Output the full listing below exactly, without the pictures.

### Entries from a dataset
** Begin **

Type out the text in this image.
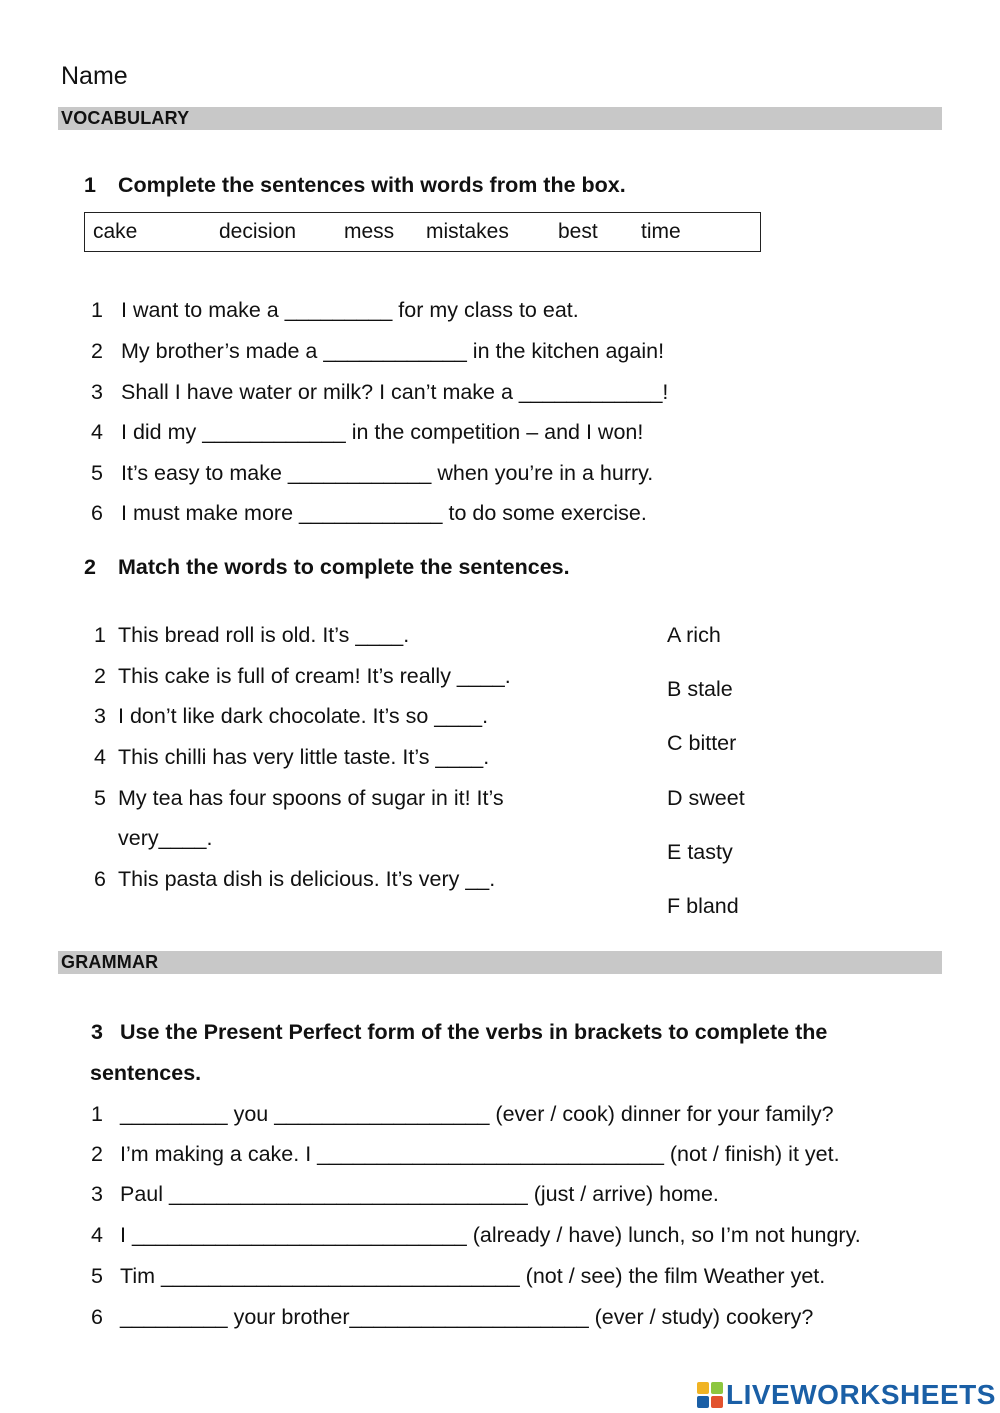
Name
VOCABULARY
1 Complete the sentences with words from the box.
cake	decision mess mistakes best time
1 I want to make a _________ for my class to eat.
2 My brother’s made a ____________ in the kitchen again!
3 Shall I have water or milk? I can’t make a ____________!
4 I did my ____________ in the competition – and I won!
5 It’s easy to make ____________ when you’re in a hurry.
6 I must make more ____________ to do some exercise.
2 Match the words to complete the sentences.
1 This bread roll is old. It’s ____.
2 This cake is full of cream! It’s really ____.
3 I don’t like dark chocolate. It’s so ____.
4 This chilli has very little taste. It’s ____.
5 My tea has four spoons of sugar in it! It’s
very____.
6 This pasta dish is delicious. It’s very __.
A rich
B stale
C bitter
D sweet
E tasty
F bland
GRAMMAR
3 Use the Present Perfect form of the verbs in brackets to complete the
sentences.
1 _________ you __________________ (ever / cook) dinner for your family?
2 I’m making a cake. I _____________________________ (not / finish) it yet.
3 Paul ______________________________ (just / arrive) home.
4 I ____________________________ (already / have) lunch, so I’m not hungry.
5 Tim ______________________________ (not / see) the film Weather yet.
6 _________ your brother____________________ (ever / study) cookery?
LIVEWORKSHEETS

** End **

### CORRECT RESULT
Type out the text in this image.
Name
VOCABULARY
1 Complete the sentences with words from the box.
cake	decision mess mistakes best time
1 I want to make a _________ for my class to eat.
2 My brother’s made a ____________ in the kitchen again!
3 Shall I have water or milk? I can’t make a ____________!
4 I did my ____________ in the competition – and I won!
5 It’s easy to make ____________ when you’re in a hurry.
6 I must make more ____________ to do some exercise.
2 Match the words to complete the sentences.
1 This bread roll is old. It’s ____.
2 This cake is full of cream! It’s really ____.
3 I don’t like dark chocolate. It’s so ____.
4 This chilli has very little taste. It’s ____.
5 My tea has four spoons of sugar in it! It’s
very____.
6 This pasta dish is delicious. It’s very __.
A rich
B stale
C bitter
D sweet
E tasty
F bland
GRAMMAR
3 Use the Present Perfect form of the verbs in brackets to complete the
sentences.
1 _________ you __________________ (ever / cook) dinner for your family?
2 I’m making a cake. I _____________________________ (not / finish) it yet.
3 Paul ______________________________ (just / arrive) home.
4 I ____________________________ (already / have) lunch, so I’m not hungry.
5 Tim ______________________________ (not / see) the film Weather yet.
6 _________ your brother____________________ (ever / study) cookery?
LIVEWORKSHEETS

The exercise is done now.